Task statement = Wherever the word "Minimum" occurs in the lines below, copy the whole line.

Records from a collection
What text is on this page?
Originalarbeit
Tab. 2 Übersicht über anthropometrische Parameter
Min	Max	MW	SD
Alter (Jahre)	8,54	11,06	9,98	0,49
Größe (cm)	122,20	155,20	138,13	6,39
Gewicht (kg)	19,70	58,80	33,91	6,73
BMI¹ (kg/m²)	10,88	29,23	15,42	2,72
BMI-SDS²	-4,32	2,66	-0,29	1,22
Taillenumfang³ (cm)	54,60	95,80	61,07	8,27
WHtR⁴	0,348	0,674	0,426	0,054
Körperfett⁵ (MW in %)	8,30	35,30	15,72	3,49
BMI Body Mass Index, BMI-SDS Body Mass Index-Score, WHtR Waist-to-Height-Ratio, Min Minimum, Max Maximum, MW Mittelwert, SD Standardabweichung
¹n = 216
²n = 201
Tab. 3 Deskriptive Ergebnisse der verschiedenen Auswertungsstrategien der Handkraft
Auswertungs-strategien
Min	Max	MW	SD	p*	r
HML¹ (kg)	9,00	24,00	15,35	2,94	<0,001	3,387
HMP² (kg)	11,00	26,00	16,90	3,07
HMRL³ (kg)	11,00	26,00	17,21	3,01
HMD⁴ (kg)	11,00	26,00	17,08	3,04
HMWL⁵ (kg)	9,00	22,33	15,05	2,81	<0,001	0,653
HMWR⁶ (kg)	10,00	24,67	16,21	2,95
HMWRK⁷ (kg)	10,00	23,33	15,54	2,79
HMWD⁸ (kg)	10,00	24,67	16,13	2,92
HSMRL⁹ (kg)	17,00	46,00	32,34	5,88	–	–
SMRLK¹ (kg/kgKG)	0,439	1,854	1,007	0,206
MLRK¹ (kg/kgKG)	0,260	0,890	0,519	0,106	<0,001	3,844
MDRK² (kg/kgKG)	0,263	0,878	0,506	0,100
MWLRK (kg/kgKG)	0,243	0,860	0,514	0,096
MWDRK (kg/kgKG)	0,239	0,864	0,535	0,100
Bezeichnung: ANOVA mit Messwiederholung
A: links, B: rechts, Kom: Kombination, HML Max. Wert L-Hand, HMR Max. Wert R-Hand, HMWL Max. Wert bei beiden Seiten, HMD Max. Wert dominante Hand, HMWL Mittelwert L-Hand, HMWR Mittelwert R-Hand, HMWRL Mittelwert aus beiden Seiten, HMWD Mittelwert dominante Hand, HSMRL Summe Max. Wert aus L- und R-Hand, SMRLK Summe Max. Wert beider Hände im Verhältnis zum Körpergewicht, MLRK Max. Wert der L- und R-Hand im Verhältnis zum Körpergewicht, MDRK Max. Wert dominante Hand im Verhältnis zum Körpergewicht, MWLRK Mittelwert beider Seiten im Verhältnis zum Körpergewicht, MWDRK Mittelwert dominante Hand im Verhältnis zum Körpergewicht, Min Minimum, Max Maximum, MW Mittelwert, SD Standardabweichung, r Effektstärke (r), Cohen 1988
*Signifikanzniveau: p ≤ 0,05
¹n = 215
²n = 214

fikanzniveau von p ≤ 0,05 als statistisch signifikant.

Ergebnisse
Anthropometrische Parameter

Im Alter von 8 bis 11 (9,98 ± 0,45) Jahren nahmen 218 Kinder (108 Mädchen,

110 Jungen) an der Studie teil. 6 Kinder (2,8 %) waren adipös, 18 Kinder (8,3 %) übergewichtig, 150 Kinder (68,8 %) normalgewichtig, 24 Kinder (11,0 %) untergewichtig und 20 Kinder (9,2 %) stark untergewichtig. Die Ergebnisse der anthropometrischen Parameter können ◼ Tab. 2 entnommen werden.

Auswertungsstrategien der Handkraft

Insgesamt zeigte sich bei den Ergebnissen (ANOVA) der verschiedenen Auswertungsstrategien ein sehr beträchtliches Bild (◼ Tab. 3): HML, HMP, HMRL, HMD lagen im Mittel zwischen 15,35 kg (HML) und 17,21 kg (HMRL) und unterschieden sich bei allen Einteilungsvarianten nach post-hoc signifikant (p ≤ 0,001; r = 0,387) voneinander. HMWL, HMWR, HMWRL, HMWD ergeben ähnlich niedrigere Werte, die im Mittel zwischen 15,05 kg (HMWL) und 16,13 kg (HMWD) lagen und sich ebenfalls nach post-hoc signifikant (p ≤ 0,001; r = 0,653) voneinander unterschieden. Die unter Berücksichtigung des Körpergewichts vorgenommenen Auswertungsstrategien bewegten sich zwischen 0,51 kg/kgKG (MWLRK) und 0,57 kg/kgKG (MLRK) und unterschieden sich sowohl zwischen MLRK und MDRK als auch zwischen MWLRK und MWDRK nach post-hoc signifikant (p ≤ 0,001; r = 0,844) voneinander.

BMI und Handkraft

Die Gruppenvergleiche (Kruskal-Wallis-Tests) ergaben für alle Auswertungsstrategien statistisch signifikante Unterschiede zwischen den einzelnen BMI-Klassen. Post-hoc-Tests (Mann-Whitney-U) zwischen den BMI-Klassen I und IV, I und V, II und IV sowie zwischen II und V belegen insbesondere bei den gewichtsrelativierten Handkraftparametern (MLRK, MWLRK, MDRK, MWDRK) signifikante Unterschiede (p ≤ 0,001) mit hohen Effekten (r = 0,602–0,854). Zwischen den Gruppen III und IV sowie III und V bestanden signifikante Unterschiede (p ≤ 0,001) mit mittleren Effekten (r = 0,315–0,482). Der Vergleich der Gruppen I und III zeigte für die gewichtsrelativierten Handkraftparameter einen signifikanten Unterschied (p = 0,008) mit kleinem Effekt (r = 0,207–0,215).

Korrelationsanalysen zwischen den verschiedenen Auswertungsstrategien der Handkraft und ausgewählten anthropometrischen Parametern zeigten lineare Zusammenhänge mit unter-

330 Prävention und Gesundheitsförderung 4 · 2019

Exercise solution =
BMI Body Mass Index, BMI-SDS Body Mass Index-Score, WHtR Waist-to-Height-Ratio, Min Minimum, Max Maximum, MW Mittelwert, SD Standardabweichung
A: links, B: rechts, Kom: Kombination, HML Max. Wert L-Hand, HMR Max. Wert R-Hand, HMWL Max. Wert bei beiden Seiten, HMD Max. Wert dominante Hand, HMWL Mittelwert L-Hand, HMWR Mittelwert R-Hand, HMWRL Mittelwert aus beiden Seiten, HMWD Mittelwert dominante Hand, HSMRL Summe Max. Wert aus L- und R-Hand, SMRLK Summe Max. Wert beider Hände im Verhältnis zum Körpergewicht, MLRK Max. Wert der L- und R-Hand im Verhältnis zum Körpergewicht, MDRK Max. Wert dominante Hand im Verhältnis zum Körpergewicht, MWLRK Mittelwert beider Seiten im Verhältnis zum Körpergewicht, MWDRK Mittelwert dominante Hand im Verhältnis zum Körpergewicht, Min Minimum, Max Maximum, MW Mittelwert, SD Standardabweichung, r Effektstärke (r), Cohen 1988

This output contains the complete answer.